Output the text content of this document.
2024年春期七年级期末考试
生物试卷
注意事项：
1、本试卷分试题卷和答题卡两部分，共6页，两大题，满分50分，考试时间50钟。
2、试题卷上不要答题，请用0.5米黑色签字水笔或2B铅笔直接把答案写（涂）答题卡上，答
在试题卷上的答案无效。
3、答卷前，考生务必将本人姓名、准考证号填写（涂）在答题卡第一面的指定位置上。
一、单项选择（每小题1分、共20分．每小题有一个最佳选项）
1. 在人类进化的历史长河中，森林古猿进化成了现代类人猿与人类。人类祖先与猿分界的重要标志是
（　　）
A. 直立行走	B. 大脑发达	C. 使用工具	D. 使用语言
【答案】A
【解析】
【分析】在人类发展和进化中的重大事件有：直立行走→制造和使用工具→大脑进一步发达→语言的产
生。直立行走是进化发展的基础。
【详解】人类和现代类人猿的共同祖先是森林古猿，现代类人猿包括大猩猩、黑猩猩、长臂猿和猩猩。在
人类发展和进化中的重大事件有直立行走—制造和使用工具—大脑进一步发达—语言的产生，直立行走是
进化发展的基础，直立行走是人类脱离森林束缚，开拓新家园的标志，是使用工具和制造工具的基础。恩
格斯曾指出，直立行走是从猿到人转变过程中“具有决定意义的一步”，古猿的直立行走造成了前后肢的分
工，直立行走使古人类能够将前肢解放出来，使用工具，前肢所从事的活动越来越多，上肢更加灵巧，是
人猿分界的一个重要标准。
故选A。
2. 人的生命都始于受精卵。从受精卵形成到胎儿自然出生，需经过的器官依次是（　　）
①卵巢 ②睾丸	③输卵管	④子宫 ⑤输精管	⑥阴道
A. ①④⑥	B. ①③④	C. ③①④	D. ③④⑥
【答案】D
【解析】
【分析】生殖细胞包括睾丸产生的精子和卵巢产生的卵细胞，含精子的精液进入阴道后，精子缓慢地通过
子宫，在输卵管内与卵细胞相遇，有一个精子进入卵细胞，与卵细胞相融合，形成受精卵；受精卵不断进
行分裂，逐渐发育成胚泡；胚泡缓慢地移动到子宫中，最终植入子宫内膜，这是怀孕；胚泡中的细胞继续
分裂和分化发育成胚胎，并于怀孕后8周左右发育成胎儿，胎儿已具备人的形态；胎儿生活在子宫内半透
----
- _What is required_: Extract all of the data above and output it character for character.

- _Problem solution_:
Output the text content of this document.
2024年春期七年级期末考试
生物试卷
注意事项：
1、本试卷分试题卷和答题卡两部分，共6页，两大题，满分50分，考试时间50钟。
2、试题卷上不要答题，请用0.5米黑色签字水笔或2B铅笔直接把答案写（涂）答题卡上，答
在试题卷上的答案无效。
3、答卷前，考生务必将本人姓名、准考证号填写（涂）在答题卡第一面的指定位置上。
一、单项选择（每小题1分、共20分．每小题有一个最佳选项）
1. 在人类进化的历史长河中，森林古猿进化成了现代类人猿与人类。人类祖先与猿分界的重要标志是
（　　）
A. 直立行走	B. 大脑发达	C. 使用工具	D. 使用语言
【答案】A
【解析】
【分析】在人类发展和进化中的重大事件有：直立行走→制造和使用工具→大脑进一步发达→语言的产
生。直立行走是进化发展的基础。
【详解】人类和现代类人猿的共同祖先是森林古猿，现代类人猿包括大猩猩、黑猩猩、长臂猿和猩猩。在
人类发展和进化中的重大事件有直立行走—制造和使用工具—大脑进一步发达—语言的产生，直立行走是
进化发展的基础，直立行走是人类脱离森林束缚，开拓新家园的标志，是使用工具和制造工具的基础。恩
格斯曾指出，直立行走是从猿到人转变过程中“具有决定意义的一步”，古猿的直立行走造成了前后肢的分
工，直立行走使古人类能够将前肢解放出来，使用工具，前肢所从事的活动越来越多，上肢更加灵巧，是
人猿分界的一个重要标准。
故选A。
2. 人的生命都始于受精卵。从受精卵形成到胎儿自然出生，需经过的器官依次是（　　）
①卵巢 ②睾丸	③输卵管	④子宫 ⑤输精管	⑥阴道
A. ①④⑥	B. ①③④	C. ③①④	D. ③④⑥
【答案】D
【解析】
【分析】生殖细胞包括睾丸产生的精子和卵巢产生的卵细胞，含精子的精液进入阴道后，精子缓慢地通过
子宫，在输卵管内与卵细胞相遇，有一个精子进入卵细胞，与卵细胞相融合，形成受精卵；受精卵不断进
行分裂，逐渐发育成胚泡；胚泡缓慢地移动到子宫中，最终植入子宫内膜，这是怀孕；胚泡中的细胞继续
分裂和分化发育成胚胎，并于怀孕后8周左右发育成胎儿，胎儿已具备人的形态；胎儿生活在子宫内半透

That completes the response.